WHAT IS BEING ASKED –
Identify the lines in the data below that contain "yağmuru" and give only how many there are.

Dataset items
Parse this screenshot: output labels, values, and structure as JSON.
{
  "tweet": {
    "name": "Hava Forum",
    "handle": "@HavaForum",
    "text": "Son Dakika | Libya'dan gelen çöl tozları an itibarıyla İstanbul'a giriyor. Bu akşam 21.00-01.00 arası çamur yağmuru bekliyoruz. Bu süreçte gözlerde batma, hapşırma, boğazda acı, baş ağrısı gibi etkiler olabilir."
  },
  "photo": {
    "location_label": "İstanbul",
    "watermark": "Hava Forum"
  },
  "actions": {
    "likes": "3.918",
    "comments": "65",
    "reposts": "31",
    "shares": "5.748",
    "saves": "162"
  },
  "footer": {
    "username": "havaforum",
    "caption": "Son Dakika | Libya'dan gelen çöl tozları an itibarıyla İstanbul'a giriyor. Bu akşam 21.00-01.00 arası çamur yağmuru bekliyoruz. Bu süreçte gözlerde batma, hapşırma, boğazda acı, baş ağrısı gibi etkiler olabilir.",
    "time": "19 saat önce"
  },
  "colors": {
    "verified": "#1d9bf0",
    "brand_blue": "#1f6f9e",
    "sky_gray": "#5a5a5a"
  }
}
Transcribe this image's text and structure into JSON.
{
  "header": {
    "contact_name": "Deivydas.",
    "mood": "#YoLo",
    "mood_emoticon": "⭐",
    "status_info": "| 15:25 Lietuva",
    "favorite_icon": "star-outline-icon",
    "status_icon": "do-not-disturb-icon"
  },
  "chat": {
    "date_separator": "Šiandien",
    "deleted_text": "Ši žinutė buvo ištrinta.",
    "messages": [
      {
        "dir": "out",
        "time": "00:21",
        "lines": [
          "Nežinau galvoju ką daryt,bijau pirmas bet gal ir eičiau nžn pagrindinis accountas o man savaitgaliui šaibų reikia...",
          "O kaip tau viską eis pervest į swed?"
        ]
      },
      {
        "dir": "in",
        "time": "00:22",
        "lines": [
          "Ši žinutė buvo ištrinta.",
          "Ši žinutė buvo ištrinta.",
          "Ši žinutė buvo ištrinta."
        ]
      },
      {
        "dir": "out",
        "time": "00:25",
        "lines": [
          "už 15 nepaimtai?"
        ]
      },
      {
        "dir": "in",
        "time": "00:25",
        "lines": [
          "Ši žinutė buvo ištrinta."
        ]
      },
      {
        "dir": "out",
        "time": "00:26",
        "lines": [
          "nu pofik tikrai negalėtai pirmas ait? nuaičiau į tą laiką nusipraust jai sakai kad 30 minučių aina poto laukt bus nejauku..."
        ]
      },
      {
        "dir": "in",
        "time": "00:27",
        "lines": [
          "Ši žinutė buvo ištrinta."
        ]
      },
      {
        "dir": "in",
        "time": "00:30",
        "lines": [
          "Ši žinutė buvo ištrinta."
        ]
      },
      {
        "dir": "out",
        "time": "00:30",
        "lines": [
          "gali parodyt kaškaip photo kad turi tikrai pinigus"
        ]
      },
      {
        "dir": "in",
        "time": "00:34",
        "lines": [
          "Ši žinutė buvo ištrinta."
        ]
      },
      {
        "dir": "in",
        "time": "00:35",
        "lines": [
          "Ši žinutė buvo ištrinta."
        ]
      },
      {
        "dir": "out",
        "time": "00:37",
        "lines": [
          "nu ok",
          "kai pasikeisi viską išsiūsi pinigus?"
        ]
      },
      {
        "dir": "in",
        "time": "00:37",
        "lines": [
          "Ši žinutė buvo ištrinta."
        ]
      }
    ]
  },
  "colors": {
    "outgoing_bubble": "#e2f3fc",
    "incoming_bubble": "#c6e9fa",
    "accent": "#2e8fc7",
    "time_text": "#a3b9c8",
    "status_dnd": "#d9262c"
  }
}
==
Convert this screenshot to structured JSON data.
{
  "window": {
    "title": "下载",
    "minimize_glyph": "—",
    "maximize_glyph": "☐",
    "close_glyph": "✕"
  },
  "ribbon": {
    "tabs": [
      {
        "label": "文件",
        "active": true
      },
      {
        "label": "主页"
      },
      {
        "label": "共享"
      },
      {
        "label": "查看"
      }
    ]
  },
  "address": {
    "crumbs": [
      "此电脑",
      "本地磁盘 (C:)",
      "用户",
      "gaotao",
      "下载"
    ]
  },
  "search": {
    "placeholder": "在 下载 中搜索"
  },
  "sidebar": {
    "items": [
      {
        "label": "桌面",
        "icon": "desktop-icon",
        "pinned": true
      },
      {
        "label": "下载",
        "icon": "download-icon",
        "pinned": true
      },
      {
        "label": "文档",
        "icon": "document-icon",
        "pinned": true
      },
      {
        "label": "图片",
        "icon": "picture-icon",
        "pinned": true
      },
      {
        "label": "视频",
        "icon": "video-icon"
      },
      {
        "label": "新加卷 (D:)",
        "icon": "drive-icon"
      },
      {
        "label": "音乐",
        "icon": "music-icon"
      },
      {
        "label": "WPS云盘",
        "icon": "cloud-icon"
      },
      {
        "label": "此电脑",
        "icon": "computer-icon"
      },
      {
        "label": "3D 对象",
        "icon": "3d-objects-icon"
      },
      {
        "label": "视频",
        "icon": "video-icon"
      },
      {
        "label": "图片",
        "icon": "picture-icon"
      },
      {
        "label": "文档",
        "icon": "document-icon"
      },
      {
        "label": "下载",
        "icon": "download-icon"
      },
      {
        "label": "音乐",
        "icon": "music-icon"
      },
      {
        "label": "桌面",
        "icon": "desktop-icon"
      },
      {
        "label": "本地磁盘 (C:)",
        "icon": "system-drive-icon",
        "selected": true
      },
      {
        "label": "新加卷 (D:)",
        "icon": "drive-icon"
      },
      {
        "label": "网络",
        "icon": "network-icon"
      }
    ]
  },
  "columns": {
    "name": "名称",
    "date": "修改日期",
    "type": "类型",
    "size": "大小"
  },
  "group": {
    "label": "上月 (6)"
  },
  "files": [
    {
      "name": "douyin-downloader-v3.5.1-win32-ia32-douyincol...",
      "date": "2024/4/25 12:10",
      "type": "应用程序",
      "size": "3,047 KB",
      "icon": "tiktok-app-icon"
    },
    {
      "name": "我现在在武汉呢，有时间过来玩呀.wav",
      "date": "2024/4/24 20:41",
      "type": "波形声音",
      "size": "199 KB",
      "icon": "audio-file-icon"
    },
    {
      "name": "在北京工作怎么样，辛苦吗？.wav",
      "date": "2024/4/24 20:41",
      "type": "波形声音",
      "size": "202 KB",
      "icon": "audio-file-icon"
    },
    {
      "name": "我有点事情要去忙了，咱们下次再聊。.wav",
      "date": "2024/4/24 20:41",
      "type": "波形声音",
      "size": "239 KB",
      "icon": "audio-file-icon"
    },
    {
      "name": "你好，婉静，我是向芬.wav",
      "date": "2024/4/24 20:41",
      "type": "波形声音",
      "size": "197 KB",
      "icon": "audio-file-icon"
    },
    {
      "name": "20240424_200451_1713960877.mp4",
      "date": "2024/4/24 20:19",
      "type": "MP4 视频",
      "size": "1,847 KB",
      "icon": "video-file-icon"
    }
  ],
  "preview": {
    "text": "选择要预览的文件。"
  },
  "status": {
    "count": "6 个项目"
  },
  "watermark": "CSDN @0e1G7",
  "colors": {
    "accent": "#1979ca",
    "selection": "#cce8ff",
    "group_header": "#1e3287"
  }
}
...
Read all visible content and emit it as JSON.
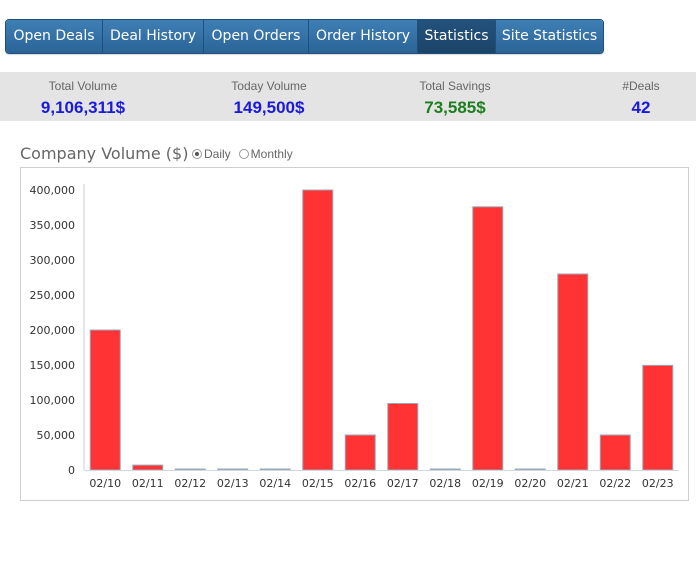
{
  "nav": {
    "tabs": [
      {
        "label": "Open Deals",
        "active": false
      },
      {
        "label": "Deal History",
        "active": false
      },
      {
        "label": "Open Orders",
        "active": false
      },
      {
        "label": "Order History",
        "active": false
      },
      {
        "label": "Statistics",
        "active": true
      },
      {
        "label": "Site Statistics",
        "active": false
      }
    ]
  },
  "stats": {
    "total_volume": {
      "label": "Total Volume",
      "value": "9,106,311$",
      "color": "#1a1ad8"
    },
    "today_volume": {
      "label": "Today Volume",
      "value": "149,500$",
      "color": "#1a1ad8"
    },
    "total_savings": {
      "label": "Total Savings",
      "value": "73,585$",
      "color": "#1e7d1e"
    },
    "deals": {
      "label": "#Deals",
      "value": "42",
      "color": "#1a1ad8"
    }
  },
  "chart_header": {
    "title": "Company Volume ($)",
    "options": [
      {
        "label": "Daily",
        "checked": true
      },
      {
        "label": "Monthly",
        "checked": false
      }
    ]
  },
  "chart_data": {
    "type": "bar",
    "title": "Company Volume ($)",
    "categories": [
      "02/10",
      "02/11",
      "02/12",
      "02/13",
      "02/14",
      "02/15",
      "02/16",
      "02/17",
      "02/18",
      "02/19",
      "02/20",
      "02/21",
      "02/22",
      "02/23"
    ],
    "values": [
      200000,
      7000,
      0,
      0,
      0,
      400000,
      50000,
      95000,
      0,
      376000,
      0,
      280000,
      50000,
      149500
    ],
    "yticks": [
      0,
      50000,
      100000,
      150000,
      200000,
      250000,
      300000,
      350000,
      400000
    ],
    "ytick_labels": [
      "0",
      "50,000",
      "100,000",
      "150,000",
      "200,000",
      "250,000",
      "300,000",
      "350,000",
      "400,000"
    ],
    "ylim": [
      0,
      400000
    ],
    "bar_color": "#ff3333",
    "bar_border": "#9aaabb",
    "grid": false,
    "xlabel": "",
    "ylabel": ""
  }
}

EXERCISE RESULT –
2